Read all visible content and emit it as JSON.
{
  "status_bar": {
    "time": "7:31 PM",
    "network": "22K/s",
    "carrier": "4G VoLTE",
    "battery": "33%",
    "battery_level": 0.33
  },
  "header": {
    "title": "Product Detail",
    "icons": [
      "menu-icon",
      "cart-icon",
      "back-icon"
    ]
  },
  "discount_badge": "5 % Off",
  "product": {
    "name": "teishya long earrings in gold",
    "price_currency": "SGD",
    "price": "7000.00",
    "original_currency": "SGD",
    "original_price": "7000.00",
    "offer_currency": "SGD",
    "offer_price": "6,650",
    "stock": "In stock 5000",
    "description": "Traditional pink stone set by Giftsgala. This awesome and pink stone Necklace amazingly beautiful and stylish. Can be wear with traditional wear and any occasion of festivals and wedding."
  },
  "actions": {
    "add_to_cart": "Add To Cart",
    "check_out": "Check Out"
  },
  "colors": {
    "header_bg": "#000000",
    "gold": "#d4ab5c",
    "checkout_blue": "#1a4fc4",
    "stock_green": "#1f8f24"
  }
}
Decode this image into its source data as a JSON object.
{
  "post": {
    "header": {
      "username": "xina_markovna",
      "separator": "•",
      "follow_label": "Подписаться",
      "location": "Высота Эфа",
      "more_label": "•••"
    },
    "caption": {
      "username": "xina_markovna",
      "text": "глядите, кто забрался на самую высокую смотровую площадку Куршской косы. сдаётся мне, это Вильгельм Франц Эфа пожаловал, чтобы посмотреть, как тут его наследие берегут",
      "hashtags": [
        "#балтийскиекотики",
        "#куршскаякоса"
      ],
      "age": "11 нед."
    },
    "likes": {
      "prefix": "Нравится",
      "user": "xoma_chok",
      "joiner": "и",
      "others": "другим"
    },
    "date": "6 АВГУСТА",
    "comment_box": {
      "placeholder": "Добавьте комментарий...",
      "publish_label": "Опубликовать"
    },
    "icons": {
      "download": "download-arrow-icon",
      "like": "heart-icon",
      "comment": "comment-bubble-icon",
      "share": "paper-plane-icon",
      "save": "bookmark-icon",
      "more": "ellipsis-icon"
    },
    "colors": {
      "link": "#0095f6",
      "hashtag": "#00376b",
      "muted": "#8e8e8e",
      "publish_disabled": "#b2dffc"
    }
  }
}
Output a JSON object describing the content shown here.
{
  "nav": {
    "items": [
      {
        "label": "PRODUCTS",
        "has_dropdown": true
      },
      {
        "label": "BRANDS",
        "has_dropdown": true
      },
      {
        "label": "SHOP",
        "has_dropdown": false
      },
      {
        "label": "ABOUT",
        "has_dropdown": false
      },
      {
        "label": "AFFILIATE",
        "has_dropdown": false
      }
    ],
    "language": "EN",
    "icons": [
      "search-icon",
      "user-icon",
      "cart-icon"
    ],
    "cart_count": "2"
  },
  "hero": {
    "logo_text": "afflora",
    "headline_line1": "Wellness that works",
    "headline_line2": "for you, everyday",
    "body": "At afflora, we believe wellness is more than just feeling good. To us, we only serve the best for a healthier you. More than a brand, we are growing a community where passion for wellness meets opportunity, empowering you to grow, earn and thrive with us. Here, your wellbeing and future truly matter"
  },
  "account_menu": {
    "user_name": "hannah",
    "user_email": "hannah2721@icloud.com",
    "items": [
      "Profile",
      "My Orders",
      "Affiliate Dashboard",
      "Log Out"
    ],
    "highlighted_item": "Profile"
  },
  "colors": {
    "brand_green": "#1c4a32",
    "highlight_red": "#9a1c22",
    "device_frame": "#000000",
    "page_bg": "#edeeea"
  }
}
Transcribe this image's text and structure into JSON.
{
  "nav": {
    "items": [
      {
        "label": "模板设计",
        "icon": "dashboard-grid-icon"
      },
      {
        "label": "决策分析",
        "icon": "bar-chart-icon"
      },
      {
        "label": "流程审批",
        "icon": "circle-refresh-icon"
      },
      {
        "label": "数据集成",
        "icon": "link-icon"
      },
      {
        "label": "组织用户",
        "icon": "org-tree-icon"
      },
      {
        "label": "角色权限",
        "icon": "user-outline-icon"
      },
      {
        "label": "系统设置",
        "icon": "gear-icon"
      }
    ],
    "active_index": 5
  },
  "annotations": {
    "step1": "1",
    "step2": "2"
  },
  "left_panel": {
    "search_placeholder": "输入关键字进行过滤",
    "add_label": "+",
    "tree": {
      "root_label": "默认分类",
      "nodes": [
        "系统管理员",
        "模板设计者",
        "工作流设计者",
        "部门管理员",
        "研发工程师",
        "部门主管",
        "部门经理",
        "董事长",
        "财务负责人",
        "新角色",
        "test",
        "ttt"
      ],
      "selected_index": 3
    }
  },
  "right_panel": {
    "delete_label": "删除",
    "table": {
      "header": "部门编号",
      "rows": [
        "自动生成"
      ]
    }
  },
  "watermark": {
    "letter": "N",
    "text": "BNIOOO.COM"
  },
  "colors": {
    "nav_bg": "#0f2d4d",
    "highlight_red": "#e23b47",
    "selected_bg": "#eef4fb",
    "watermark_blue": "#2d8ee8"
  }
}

····················

Request:
Every record above should be copied exactly.

Exercise output:
Read all visible content and emit it as JSON.
{
  "status_bar": {
    "time": "7:31 PM",
    "network": "22K/s",
    "carrier": "4G VoLTE",
    "battery": "33%",
    "battery_level": 0.33
  },
  "header": {
    "title": "Product Detail",
    "icons": [
      "menu-icon",
      "cart-icon",
      "back-icon"
    ]
  },
  "discount_badge": "5 % Off",
  "product": {
    "name": "teishya long earrings in gold",
    "price_currency": "SGD",
    "price": "7000.00",
    "original_currency": "SGD",
    "original_price": "7000.00",
    "offer_currency": "SGD",
    "offer_price": "6,650",
    "stock": "In stock 5000",
    "description": "Traditional pink stone set by Giftsgala. This awesome and pink stone Necklace amazingly beautiful and stylish. Can be wear with traditional wear and any occasion of festivals and wedding."
  },
  "actions": {
    "add_to_cart": "Add To Cart",
    "check_out": "Check Out"
  },
  "colors": {
    "header_bg": "#000000",
    "gold": "#d4ab5c",
    "checkout_blue": "#1a4fc4",
    "stock_green": "#1f8f24"
  }
}
Decode this image into its source data as a JSON object.
{
  "post": {
    "header": {
      "username": "xina_markovna",
      "separator": "•",
      "follow_label": "Подписаться",
      "location": "Высота Эфа",
      "more_label": "•••"
    },
    "caption": {
      "username": "xina_markovna",
      "text": "глядите, кто забрался на самую высокую смотровую площадку Куршской косы. сдаётся мне, это Вильгельм Франц Эфа пожаловал, чтобы посмотреть, как тут его наследие берегут",
      "hashtags": [
        "#балтийскиекотики",
        "#куршскаякоса"
      ],
      "age": "11 нед."
    },
    "likes": {
      "prefix": "Нравится",
      "user": "xoma_chok",
      "joiner": "и",
      "others": "другим"
    },
    "date": "6 АВГУСТА",
    "comment_box": {
      "placeholder": "Добавьте комментарий...",
      "publish_label": "Опубликовать"
    },
    "icons": {
      "download": "download-arrow-icon",
      "like": "heart-icon",
      "comment": "comment-bubble-icon",
      "share": "paper-plane-icon",
      "save": "bookmark-icon",
      "more": "ellipsis-icon"
    },
    "colors": {
      "link": "#0095f6",
      "hashtag": "#00376b",
      "muted": "#8e8e8e",
      "publish_disabled": "#b2dffc"
    }
  }
}
Output a JSON object describing the content shown here.
{
  "nav": {
    "items": [
      {
        "label": "PRODUCTS",
        "has_dropdown": true
      },
      {
        "label": "BRANDS",
        "has_dropdown": true
      },
      {
        "label": "SHOP",
        "has_dropdown": false
      },
      {
        "label": "ABOUT",
        "has_dropdown": false
      },
      {
        "label": "AFFILIATE",
        "has_dropdown": false
      }
    ],
    "language": "EN",
    "icons": [
      "search-icon",
      "user-icon",
      "cart-icon"
    ],
    "cart_count": "2"
  },
  "hero": {
    "logo_text": "afflora",
    "headline_line1": "Wellness that works",
    "headline_line2": "for you, everyday",
    "body": "At afflora, we believe wellness is more than just feeling good. To us, we only serve the best for a healthier you. More than a brand, we are growing a community where passion for wellness meets opportunity, empowering you to grow, earn and thrive with us. Here, your wellbeing and future truly matter"
  },
  "account_menu": {
    "user_name": "hannah",
    "user_email": "hannah2721@icloud.com",
    "items": [
      "Profile",
      "My Orders",
      "Affiliate Dashboard",
      "Log Out"
    ],
    "highlighted_item": "Profile"
  },
  "colors": {
    "brand_green": "#1c4a32",
    "highlight_red": "#9a1c22",
    "device_frame": "#000000",
    "page_bg": "#edeeea"
  }
}
Transcribe this image's text and structure into JSON.
{
  "nav": {
    "items": [
      {
        "label": "模板设计",
        "icon": "dashboard-grid-icon"
      },
      {
        "label": "决策分析",
        "icon": "bar-chart-icon"
      },
      {
        "label": "流程审批",
        "icon": "circle-refresh-icon"
      },
      {
        "label": "数据集成",
        "icon": "link-icon"
      },
      {
        "label": "组织用户",
        "icon": "org-tree-icon"
      },
      {
        "label": "角色权限",
        "icon": "user-outline-icon"
      },
      {
        "label": "系统设置",
        "icon": "gear-icon"
      }
    ],
    "active_index": 5
  },
  "annotations": {
    "step1": "1",
    "step2": "2"
  },
  "left_panel": {
    "search_placeholder": "输入关键字进行过滤",
    "add_label": "+",
    "tree": {
      "root_label": "默认分类",
      "nodes": [
        "系统管理员",
        "模板设计者",
        "工作流设计者",
        "部门管理员",
        "研发工程师",
        "部门主管",
        "部门经理",
        "董事长",
        "财务负责人",
        "新角色",
        "test",
        "ttt"
      ],
      "selected_index": 3
    }
  },
  "right_panel": {
    "delete_label": "删除",
    "table": {
      "header": "部门编号",
      "rows": [
        "自动生成"
      ]
    }
  },
  "watermark": {
    "letter": "N",
    "text": "BNIOOO.COM"
  },
  "colors": {
    "nav_bg": "#0f2d4d",
    "highlight_red": "#e23b47",
    "selected_bg": "#eef4fb",
    "watermark_blue": "#2d8ee8"
  }
}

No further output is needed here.